The problem: Write the entries below out again exactly; any picture in them stays out.

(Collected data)
=-=-=
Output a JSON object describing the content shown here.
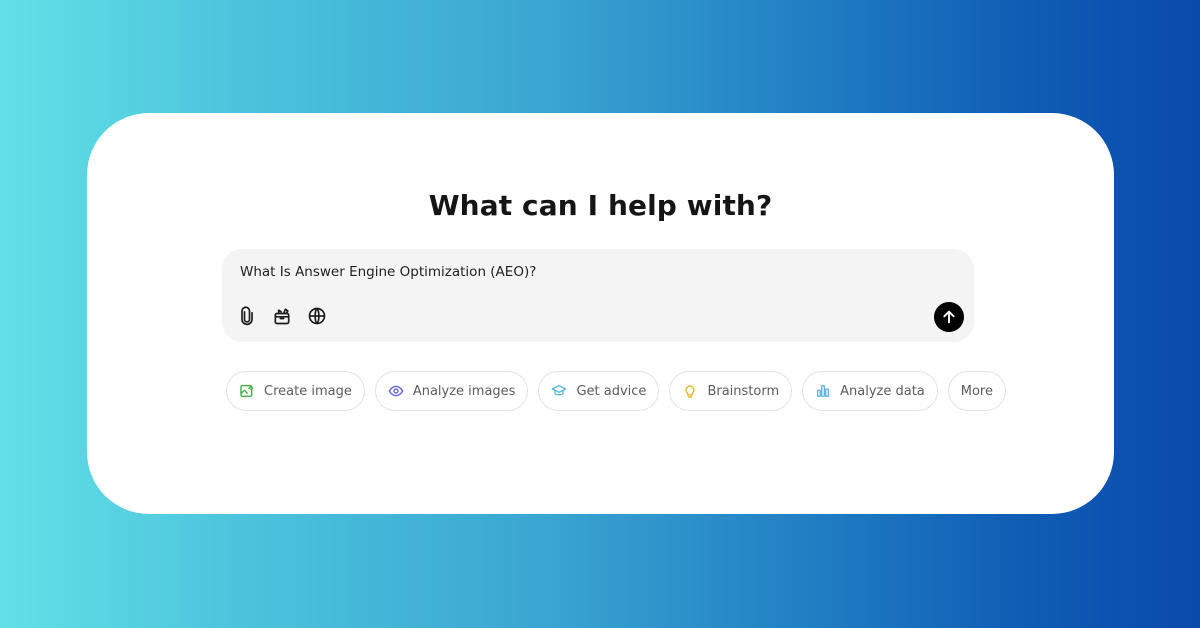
{
  "heading": "What can I help with?",
  "composer": {
    "input_value": "What Is Answer Engine Optimization (AEO)?",
    "tools": [
      {
        "icon": "paperclip-icon",
        "label": "Attach"
      },
      {
        "icon": "toolbox-icon",
        "label": "Tools"
      },
      {
        "icon": "globe-icon",
        "label": "Search"
      }
    ],
    "send_icon": "arrow-up-icon"
  },
  "chips": [
    {
      "label": "Create image",
      "icon": "create-image-icon",
      "color": "#4caf50"
    },
    {
      "label": "Analyze images",
      "icon": "eye-icon",
      "color": "#6b6bdc"
    },
    {
      "label": "Get advice",
      "icon": "graduation-cap-icon",
      "color": "#55b8d8"
    },
    {
      "label": "Brainstorm",
      "icon": "lightbulb-icon",
      "color": "#e6b93a"
    },
    {
      "label": "Analyze data",
      "icon": "bar-chart-icon",
      "color": "#5fb5e0"
    },
    {
      "label": "More",
      "icon": null,
      "color": null
    }
  ],
  "colors": {
    "gradient_start": "#62e0e6",
    "gradient_end": "#0a4aaa",
    "send_button": "#000000"
  }
}
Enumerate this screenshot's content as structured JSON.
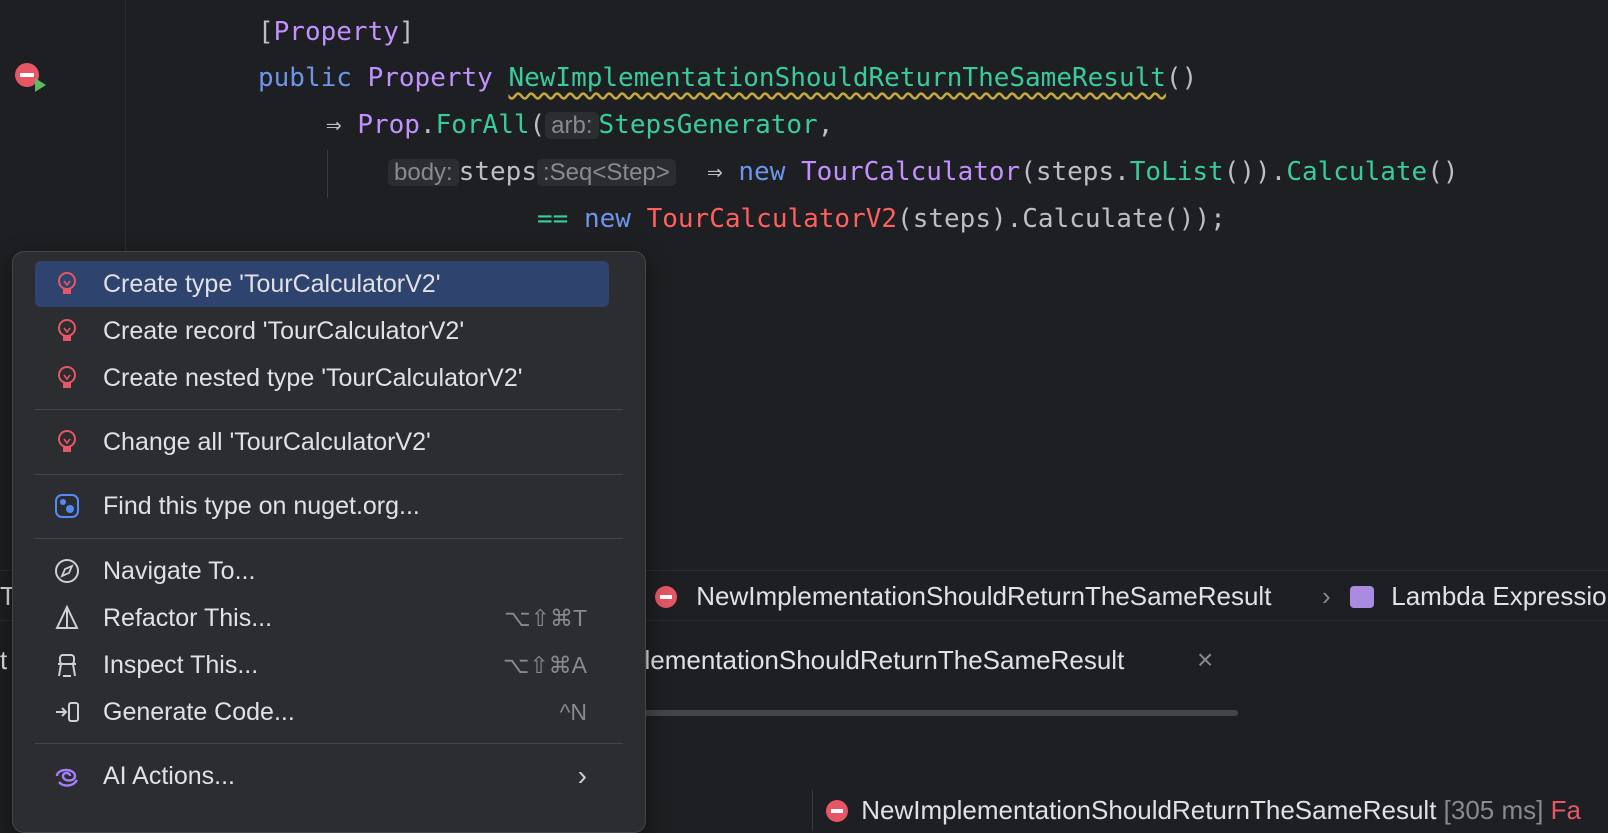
{
  "editor": {
    "line1": {
      "open": "[",
      "attr": "Property",
      "close": "]"
    },
    "line2": {
      "kw": "public",
      "type": "Property",
      "method": "NewImplementationShouldReturnTheSameResult",
      "parens": "()"
    },
    "line3": {
      "arrow": "⇒",
      "cls": "Prop",
      "dot": ".",
      "method": "ForAll",
      "paren": "(",
      "hint": "arb:",
      "gen": "StepsGenerator",
      "comma": ","
    },
    "line4": {
      "hint_body": "body:",
      "param": "steps",
      "hint_type": ":Seq<Step>",
      "arrow": "⇒",
      "kw": "new",
      "cls": "TourCalculator",
      "open": "(steps.",
      "tolist": "ToList",
      "mid": "()).",
      "calc": "Calculate",
      "close": "()"
    },
    "line5": {
      "op": "==",
      "kw": "new",
      "cls": "TourCalculatorV2",
      "rest": "(steps).Calculate());"
    }
  },
  "popup": {
    "items": [
      {
        "label": "Create type 'TourCalculatorV2'",
        "icon": "lightbulb-icon",
        "selected": true
      },
      {
        "label": "Create record 'TourCalculatorV2'",
        "icon": "lightbulb-icon"
      },
      {
        "label": "Create nested type 'TourCalculatorV2'",
        "icon": "lightbulb-icon"
      },
      {
        "label": "Change all 'TourCalculatorV2'",
        "icon": "lightbulb-icon"
      },
      {
        "label": "Find this type on nuget.org...",
        "icon": "nuget-icon"
      },
      {
        "label": "Navigate To...",
        "icon": "compass-icon"
      },
      {
        "label": "Refactor This...",
        "icon": "refactor-icon",
        "shortcut": "⌥⇧⌘T"
      },
      {
        "label": "Inspect This...",
        "icon": "inspect-icon",
        "shortcut": "⌥⇧⌘A"
      },
      {
        "label": "Generate Code...",
        "icon": "generate-icon",
        "shortcut": "^N"
      },
      {
        "label": "AI Actions...",
        "icon": "ai-icon",
        "submenu": "›"
      }
    ]
  },
  "navbar": {
    "method": "NewImplementationShouldReturnTheSameResult",
    "sep": "›",
    "lambda": "Lambda Expressio"
  },
  "tabbar": {
    "tab": "plementationShouldReturnTheSameResult",
    "close": "×"
  },
  "results": {
    "name": "NewImplementationShouldReturnTheSameResult",
    "time": "[305 ms]",
    "status": "Fa"
  },
  "fragments": {
    "a": "Ta",
    "b": "t"
  },
  "colors": {
    "keyword": "#6c95eb",
    "type": "#c191ff",
    "method": "#39cc9b",
    "error": "#ff5f5f",
    "selection": "#2e436e"
  }
}
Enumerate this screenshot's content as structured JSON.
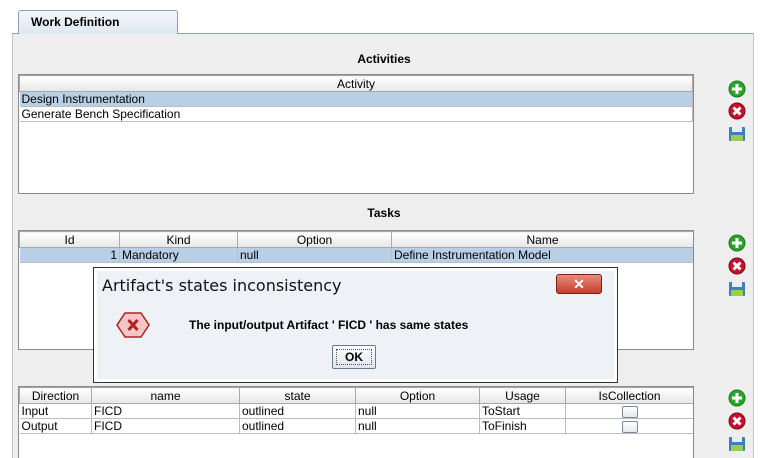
{
  "tab": {
    "label": "Work Definition"
  },
  "activities": {
    "title": "Activities",
    "column": "Activity",
    "rows": [
      "Design Instrumentation",
      "Generate Bench Specification"
    ]
  },
  "tasks": {
    "title": "Tasks",
    "columns": [
      "Id",
      "Kind",
      "Option",
      "Name"
    ],
    "rows": [
      {
        "id": "1",
        "kind": "Mandatory",
        "option": "null",
        "name": "Define Instrumentation Model"
      }
    ]
  },
  "artifacts": {
    "columns": [
      "Direction",
      "name",
      "state",
      "Option",
      "Usage",
      "IsCollection"
    ],
    "rows": [
      {
        "direction": "Input",
        "name": "FICD",
        "state": "outlined",
        "option": "null",
        "usage": "ToStart"
      },
      {
        "direction": "Output",
        "name": "FICD",
        "state": "outlined",
        "option": "null",
        "usage": "ToFinish"
      }
    ]
  },
  "dialog": {
    "title": "Artifact's states inconsistency",
    "message": "The input/output Artifact ' FICD '  has same states",
    "ok_label": "OK",
    "close_label": "✕"
  },
  "colors": {
    "add_icon": "#2aa52a",
    "delete_icon": "#c8102e",
    "selected_row": "#b8cfe5"
  },
  "icons": [
    "add-icon",
    "delete-icon",
    "save-icon",
    "error-icon"
  ]
}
=-=-=
Result of this task:
Output a JSON object describing the content shown here.
{
  "heading": "What can I help with?",
  "composer": {
    "input_value": "What Is Answer Engine Optimization (AEO)?",
    "tools": [
      {
        "icon": "paperclip-icon",
        "label": "Attach"
      },
      {
        "icon": "toolbox-icon",
        "label": "Tools"
      },
      {
        "icon": "globe-icon",
        "label": "Search"
      }
    ],
    "send_icon": "arrow-up-icon"
  },
  "chips": [
    {
      "label": "Create image",
      "icon": "create-image-icon",
      "color": "#4caf50"
    },
    {
      "label": "Analyze images",
      "icon": "eye-icon",
      "color": "#6b6bdc"
    },
    {
      "label": "Get advice",
      "icon": "graduation-cap-icon",
      "color": "#55b8d8"
    },
    {
      "label": "Brainstorm",
      "icon": "lightbulb-icon",
      "color": "#e6b93a"
    },
    {
      "label": "Analyze data",
      "icon": "bar-chart-icon",
      "color": "#5fb5e0"
    },
    {
      "label": "More",
      "icon": null,
      "color": null
    }
  ],
  "colors": {
    "gradient_start": "#62e0e6",
    "gradient_end": "#0a4aaa",
    "send_button": "#000000"
  }
}
Enumerate this screenshot's content as structured JSON.
{
  "editor": {
    "line1": {
      "open": "[",
      "attr": "Property",
      "close": "]"
    },
    "line2": {
      "kw": "public",
      "type": "Property",
      "method": "NewImplementationShouldReturnTheSameResult",
      "parens": "()"
    },
    "line3": {
      "arrow": "⇒",
      "cls": "Prop",
      "dot": ".",
      "method": "ForAll",
      "paren": "(",
      "hint": "arb:",
      "gen": "StepsGenerator",
      "comma": ","
    },
    "line4": {
      "hint_body": "body:",
      "param": "steps",
      "hint_type": ":Seq<Step>",
      "arrow": "⇒",
      "kw": "new",
      "cls": "TourCalculator",
      "open": "(steps.",
      "tolist": "ToList",
      "mid": "()).",
      "calc": "Calculate",
      "close": "()"
    },
    "line5": {
      "op": "==",
      "kw": "new",
      "cls": "TourCalculatorV2",
      "rest": "(steps).Calculate());"
    }
  },
  "popup": {
    "items": [
      {
        "label": "Create type 'TourCalculatorV2'",
        "icon": "lightbulb-icon",
        "selected": true
      },
      {
        "label": "Create record 'TourCalculatorV2'",
        "icon": "lightbulb-icon"
      },
      {
        "label": "Create nested type 'TourCalculatorV2'",
        "icon": "lightbulb-icon"
      },
      {
        "label": "Change all 'TourCalculatorV2'",
        "icon": "lightbulb-icon"
      },
      {
        "label": "Find this type on nuget.org...",
        "icon": "nuget-icon"
      },
      {
        "label": "Navigate To...",
        "icon": "compass-icon"
      },
      {
        "label": "Refactor This...",
        "icon": "refactor-icon",
        "shortcut": "⌥⇧⌘T"
      },
      {
        "label": "Inspect This...",
        "icon": "inspect-icon",
        "shortcut": "⌥⇧⌘A"
      },
      {
        "label": "Generate Code...",
        "icon": "generate-icon",
        "shortcut": "^N"
      },
      {
        "label": "AI Actions...",
        "icon": "ai-icon",
        "submenu": "›"
      }
    ]
  },
  "navbar": {
    "method": "NewImplementationShouldReturnTheSameResult",
    "sep": "›",
    "lambda": "Lambda Expressio"
  },
  "tabbar": {
    "tab": "plementationShouldReturnTheSameResult",
    "close": "×"
  },
  "results": {
    "name": "NewImplementationShouldReturnTheSameResult",
    "time": "[305 ms]",
    "status": "Fa"
  },
  "fragments": {
    "a": "Ta",
    "b": "t"
  },
  "colors": {
    "keyword": "#6c95eb",
    "type": "#c191ff",
    "method": "#39cc9b",
    "error": "#ff5f5f",
    "selection": "#2e436e"
  }
}
Enumerate this screenshot's content as structured JSON.
{
  "tab": {
    "label": "Work Definition"
  },
  "activities": {
    "title": "Activities",
    "column": "Activity",
    "rows": [
      "Design Instrumentation",
      "Generate Bench Specification"
    ]
  },
  "tasks": {
    "title": "Tasks",
    "columns": [
      "Id",
      "Kind",
      "Option",
      "Name"
    ],
    "rows": [
      {
        "id": "1",
        "kind": "Mandatory",
        "option": "null",
        "name": "Define Instrumentation Model"
      }
    ]
  },
  "artifacts": {
    "columns": [
      "Direction",
      "name",
      "state",
      "Option",
      "Usage",
      "IsCollection"
    ],
    "rows": [
      {
        "direction": "Input",
        "name": "FICD",
        "state": "outlined",
        "option": "null",
        "usage": "ToStart"
      },
      {
        "direction": "Output",
        "name": "FICD",
        "state": "outlined",
        "option": "null",
        "usage": "ToFinish"
      }
    ]
  },
  "dialog": {
    "title": "Artifact's states inconsistency",
    "message": "The input/output Artifact ' FICD '  has same states",
    "ok_label": "OK",
    "close_label": "✕"
  },
  "colors": {
    "add_icon": "#2aa52a",
    "delete_icon": "#c8102e",
    "selected_row": "#b8cfe5"
  },
  "icons": [
    "add-icon",
    "delete-icon",
    "save-icon",
    "error-icon"
  ]
}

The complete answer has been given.